(Aim)
Copy out the lines from the one containing "Where is each" through the one containing "i need the location", inclusive, with "mouse-cursor-icon" swapped for "pointer-icon" and nothing else altered.

(Entries)
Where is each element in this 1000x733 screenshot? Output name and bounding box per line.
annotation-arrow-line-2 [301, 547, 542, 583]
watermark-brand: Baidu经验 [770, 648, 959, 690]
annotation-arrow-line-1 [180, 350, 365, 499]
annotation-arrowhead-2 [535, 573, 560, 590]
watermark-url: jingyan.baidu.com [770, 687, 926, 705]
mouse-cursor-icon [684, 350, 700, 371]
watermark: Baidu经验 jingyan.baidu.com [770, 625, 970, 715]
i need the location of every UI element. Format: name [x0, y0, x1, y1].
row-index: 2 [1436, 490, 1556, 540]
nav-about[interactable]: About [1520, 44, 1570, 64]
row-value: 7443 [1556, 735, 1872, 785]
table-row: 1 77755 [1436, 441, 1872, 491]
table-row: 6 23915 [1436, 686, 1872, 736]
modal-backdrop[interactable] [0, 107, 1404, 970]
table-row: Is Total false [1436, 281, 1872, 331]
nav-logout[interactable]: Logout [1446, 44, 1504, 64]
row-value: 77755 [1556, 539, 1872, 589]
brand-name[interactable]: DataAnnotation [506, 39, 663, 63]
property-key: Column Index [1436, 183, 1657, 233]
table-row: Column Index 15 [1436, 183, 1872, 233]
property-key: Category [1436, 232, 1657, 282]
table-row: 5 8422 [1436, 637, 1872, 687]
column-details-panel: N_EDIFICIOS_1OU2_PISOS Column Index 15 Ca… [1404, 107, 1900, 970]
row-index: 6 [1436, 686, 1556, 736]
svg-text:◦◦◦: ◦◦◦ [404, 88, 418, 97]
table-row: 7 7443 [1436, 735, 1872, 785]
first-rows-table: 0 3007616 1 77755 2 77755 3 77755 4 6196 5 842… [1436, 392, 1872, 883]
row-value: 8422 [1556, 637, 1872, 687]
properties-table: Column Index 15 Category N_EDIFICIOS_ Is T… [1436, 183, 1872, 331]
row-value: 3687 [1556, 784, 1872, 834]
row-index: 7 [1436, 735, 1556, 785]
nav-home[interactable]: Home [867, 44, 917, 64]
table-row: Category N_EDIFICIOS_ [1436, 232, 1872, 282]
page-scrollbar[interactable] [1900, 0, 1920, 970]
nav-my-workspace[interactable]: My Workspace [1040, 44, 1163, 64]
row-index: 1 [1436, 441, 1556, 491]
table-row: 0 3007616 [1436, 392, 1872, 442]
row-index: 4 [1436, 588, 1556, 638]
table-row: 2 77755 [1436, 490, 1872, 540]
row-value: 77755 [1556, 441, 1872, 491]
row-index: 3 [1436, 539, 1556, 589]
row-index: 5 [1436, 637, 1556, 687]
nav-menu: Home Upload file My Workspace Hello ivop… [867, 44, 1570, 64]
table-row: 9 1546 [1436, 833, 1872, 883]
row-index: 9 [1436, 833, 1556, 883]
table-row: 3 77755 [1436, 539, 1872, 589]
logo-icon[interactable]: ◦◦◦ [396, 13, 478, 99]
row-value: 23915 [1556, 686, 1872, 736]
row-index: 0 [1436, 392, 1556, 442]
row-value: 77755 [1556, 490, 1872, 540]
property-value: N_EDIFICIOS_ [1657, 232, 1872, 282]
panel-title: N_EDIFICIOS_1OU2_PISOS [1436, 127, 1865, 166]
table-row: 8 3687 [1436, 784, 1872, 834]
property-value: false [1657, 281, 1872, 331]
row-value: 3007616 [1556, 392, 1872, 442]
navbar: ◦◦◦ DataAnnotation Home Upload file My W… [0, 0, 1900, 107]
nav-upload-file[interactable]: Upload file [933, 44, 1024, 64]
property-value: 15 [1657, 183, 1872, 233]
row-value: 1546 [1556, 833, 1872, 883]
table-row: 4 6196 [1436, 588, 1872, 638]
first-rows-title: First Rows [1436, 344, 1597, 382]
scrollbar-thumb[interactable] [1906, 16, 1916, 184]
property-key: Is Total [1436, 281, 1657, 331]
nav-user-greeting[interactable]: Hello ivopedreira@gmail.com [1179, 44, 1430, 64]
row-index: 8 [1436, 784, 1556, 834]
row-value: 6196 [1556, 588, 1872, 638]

* * *

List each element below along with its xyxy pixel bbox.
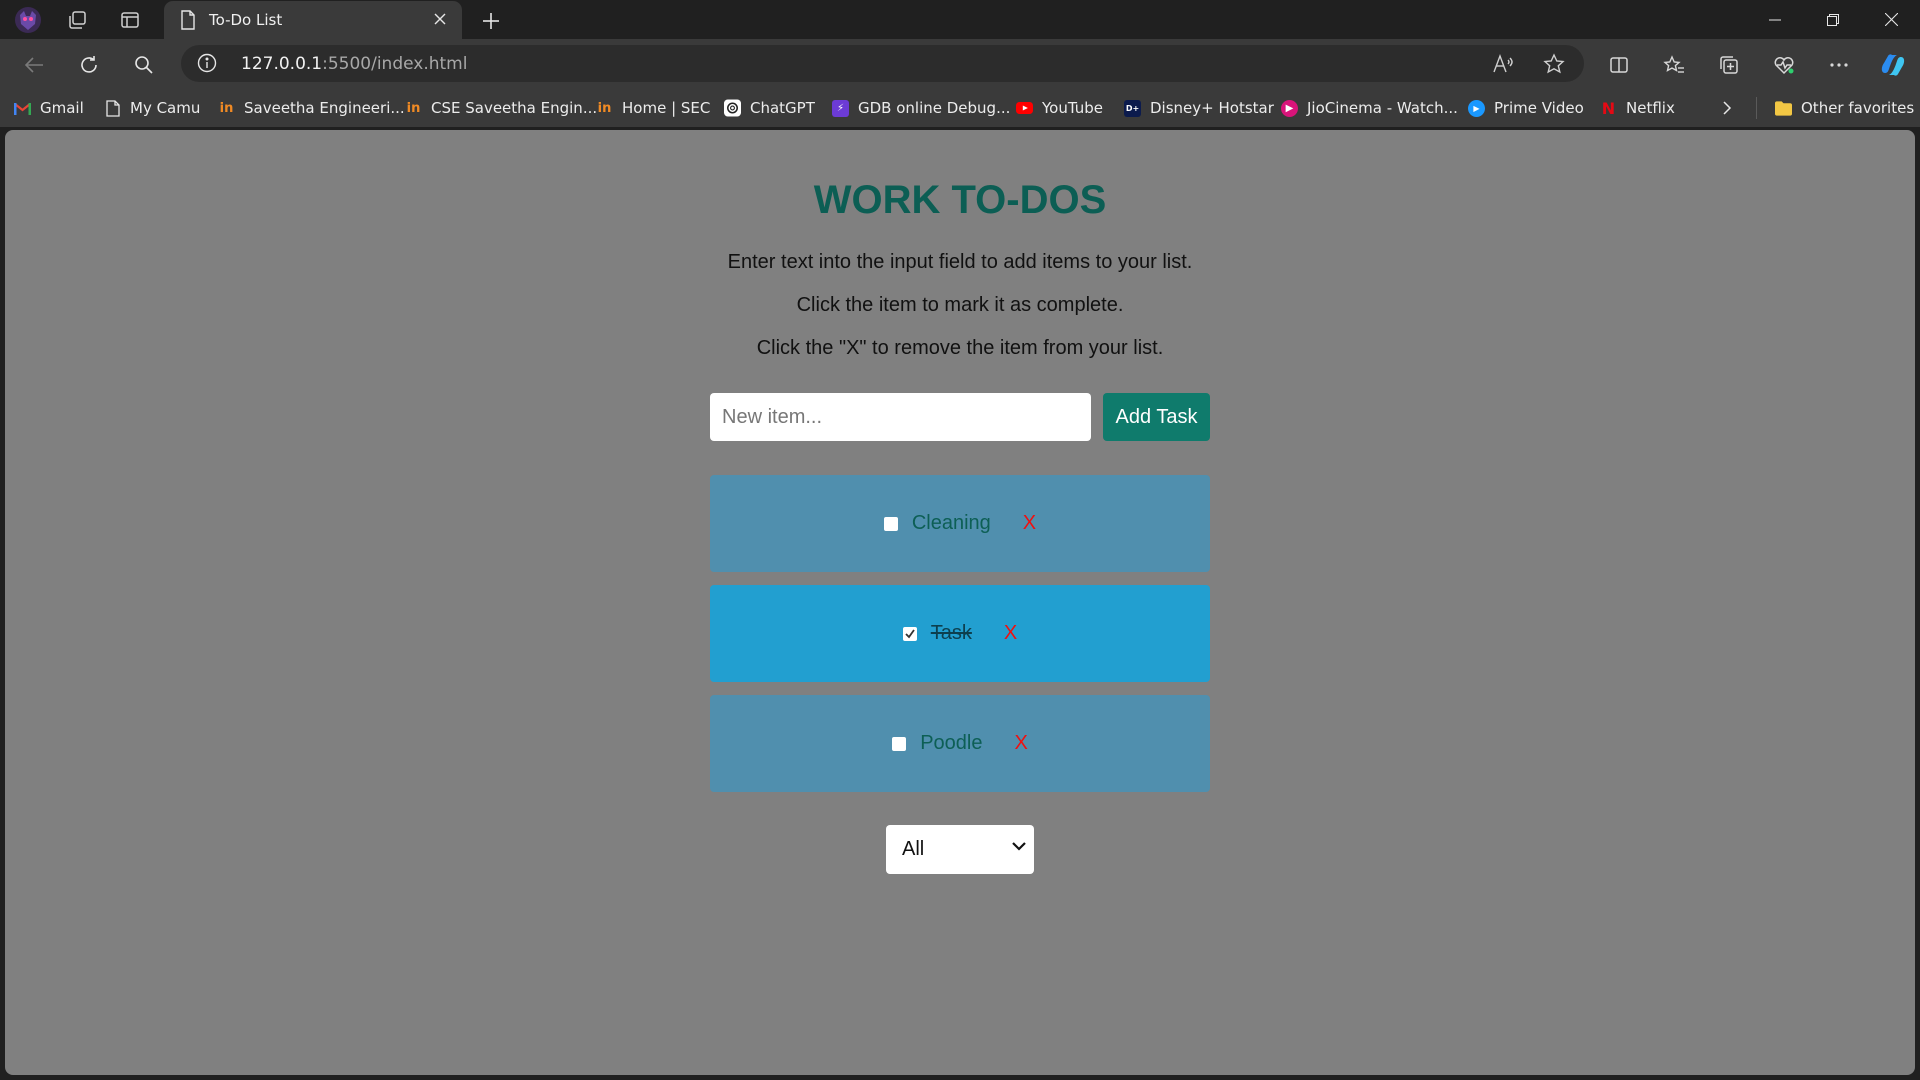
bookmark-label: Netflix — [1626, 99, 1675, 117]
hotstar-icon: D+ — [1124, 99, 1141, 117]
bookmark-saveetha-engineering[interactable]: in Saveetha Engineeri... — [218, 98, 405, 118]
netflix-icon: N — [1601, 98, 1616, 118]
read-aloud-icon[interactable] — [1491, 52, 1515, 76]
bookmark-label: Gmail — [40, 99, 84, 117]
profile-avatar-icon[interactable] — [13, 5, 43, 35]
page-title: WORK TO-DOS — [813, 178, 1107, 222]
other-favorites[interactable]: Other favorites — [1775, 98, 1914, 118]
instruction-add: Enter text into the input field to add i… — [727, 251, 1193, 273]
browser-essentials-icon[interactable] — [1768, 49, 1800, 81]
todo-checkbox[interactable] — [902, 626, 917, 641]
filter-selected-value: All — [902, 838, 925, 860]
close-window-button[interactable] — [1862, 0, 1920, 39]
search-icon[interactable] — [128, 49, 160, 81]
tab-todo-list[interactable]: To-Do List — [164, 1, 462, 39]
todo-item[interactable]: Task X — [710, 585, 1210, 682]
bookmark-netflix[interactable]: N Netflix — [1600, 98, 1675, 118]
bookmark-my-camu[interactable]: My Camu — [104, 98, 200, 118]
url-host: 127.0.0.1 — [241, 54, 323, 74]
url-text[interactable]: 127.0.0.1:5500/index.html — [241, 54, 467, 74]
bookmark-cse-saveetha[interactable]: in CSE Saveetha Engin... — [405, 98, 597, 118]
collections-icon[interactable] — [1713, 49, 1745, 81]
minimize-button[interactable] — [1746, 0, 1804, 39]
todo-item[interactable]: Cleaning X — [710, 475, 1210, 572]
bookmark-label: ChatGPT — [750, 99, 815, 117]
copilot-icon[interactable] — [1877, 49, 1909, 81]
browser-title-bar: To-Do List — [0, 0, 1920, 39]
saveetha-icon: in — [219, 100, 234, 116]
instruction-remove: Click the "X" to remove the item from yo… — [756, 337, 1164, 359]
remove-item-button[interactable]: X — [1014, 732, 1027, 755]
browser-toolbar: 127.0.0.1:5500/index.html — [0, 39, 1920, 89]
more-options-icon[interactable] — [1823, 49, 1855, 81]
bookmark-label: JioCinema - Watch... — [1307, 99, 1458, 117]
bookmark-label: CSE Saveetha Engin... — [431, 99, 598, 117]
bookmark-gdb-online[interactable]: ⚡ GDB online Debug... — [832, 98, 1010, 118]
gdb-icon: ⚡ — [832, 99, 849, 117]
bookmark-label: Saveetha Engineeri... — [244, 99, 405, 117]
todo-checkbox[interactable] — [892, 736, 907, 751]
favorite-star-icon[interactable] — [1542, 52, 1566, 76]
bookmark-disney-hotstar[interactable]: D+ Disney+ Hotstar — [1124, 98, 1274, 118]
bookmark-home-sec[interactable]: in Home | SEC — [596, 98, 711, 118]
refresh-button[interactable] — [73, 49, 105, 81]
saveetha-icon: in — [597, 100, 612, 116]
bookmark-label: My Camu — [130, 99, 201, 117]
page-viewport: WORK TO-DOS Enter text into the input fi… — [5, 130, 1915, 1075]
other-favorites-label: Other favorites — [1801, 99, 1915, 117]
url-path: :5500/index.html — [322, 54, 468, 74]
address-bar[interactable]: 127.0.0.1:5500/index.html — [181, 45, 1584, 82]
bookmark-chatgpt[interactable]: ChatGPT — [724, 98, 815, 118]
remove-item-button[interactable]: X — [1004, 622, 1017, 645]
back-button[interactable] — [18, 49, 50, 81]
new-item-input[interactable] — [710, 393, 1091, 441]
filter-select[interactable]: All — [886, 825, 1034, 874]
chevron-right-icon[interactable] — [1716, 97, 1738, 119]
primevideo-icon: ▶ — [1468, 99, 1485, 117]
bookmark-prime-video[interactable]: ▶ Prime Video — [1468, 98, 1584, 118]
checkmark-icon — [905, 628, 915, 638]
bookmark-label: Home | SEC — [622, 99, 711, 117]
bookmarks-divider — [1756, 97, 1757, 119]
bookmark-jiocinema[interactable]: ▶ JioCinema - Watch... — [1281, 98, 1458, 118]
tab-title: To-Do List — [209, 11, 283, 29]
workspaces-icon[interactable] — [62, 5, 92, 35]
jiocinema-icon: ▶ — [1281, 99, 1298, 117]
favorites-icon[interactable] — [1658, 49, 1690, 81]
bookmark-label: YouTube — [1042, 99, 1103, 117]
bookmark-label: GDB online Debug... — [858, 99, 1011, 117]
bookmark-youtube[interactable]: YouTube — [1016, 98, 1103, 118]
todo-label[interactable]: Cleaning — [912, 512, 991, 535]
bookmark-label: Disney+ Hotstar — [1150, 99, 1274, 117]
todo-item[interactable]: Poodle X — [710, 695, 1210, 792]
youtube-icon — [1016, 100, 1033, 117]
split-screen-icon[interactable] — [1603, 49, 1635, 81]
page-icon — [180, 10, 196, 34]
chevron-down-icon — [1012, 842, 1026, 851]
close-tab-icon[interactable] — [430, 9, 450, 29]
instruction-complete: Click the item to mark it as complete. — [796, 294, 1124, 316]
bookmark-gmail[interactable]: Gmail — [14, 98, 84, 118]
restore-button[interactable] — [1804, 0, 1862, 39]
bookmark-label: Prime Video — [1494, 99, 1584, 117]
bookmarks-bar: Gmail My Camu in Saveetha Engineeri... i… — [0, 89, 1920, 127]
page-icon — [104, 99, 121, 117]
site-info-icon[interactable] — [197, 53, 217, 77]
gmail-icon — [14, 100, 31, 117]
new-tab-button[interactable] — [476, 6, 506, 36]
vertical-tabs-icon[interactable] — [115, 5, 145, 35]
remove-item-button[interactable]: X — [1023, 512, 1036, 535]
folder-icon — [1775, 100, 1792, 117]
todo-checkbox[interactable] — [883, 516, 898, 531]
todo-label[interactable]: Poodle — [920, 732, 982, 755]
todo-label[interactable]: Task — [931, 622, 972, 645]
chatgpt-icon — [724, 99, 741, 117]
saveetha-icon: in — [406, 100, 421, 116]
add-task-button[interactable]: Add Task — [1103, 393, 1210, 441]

(Worked solution)
Where is each element in this 1000x733 screenshot? Output name and bounding box per line.
annotation-arrow-line-2 [301, 547, 542, 583]
watermark-brand: Baidu经验 [770, 648, 959, 690]
annotation-arrow-line-1 [180, 350, 365, 499]
annotation-arrowhead-2 [535, 573, 560, 590]
watermark-url: jingyan.baidu.com [770, 687, 926, 705]
pointer-icon [684, 350, 700, 371]
watermark: Baidu经验 jingyan.baidu.com [770, 625, 970, 715]
i need the location of every UI element. Format: name [x0, y0, x1, y1].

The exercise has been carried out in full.